* Start *
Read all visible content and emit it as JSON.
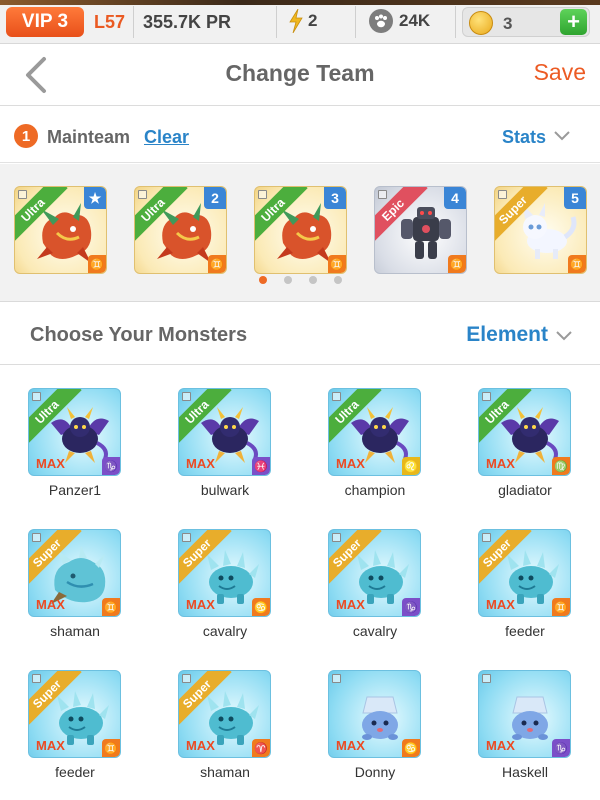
{
  "topbar": {
    "vip": "VIP 3",
    "level": "L57",
    "pr": "355.7K PR",
    "energy": "2",
    "food": "24K",
    "coins": "3",
    "add_label": "+"
  },
  "header": {
    "title": "Change Team",
    "save_label": "Save"
  },
  "team": {
    "number": "1",
    "name": "Mainteam",
    "clear_label": "Clear",
    "stats_label": "Stats",
    "slots": [
      {
        "rarity": "Ultra",
        "badge": "★",
        "art": "dragon"
      },
      {
        "rarity": "Ultra",
        "badge": "2",
        "art": "dragon"
      },
      {
        "rarity": "Ultra",
        "badge": "3",
        "art": "dragon"
      },
      {
        "rarity": "Epic",
        "badge": "4",
        "art": "robot"
      },
      {
        "rarity": "Super",
        "badge": "5",
        "art": "cat"
      }
    ],
    "page_dots": 4,
    "active_dot": 0
  },
  "choose": {
    "title": "Choose Your Monsters",
    "filter_label": "Element"
  },
  "monsters": [
    {
      "name": "Panzer1",
      "rarity": "Ultra",
      "level": "MAX",
      "sign": "♑",
      "element": "purple",
      "art": "darkdragon"
    },
    {
      "name": "bulwark",
      "rarity": "Ultra",
      "level": "MAX",
      "sign": "♓",
      "element": "purple",
      "art": "darkdragon"
    },
    {
      "name": "champion",
      "rarity": "Ultra",
      "level": "MAX",
      "sign": "♌",
      "element": "yellow",
      "art": "darkdragon"
    },
    {
      "name": "gladiator",
      "rarity": "Ultra",
      "level": "MAX",
      "sign": "♍",
      "element": "orange",
      "art": "darkdragon"
    },
    {
      "name": "shaman",
      "rarity": "Super",
      "level": "MAX",
      "sign": "♊",
      "element": "orange",
      "art": "icedragon"
    },
    {
      "name": "cavalry",
      "rarity": "Super",
      "level": "MAX",
      "sign": "♋",
      "element": "orange",
      "art": "icebeast"
    },
    {
      "name": "cavalry",
      "rarity": "Super",
      "level": "MAX",
      "sign": "♑",
      "element": "purple",
      "art": "icebeast"
    },
    {
      "name": "feeder",
      "rarity": "Super",
      "level": "MAX",
      "sign": "♊",
      "element": "orange",
      "art": "icebeast"
    },
    {
      "name": "feeder",
      "rarity": "Super",
      "level": "MAX",
      "sign": "♊",
      "element": "orange",
      "art": "icebeast"
    },
    {
      "name": "shaman",
      "rarity": "Super",
      "level": "MAX",
      "sign": "♈",
      "element": "orange",
      "art": "icebeast"
    },
    {
      "name": "Donny",
      "rarity": "",
      "level": "MAX",
      "sign": "♋",
      "element": "orange",
      "art": "blob"
    },
    {
      "name": "Haskell",
      "rarity": "",
      "level": "MAX",
      "sign": "♑",
      "element": "purple",
      "art": "blob"
    }
  ]
}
* End *
= WHAT IS ASKED =
Show all lines from the records above where the word "title" occurs.

= THE ANSWER =
    "title": "Change Team",
    "title": "Choose Your Monsters",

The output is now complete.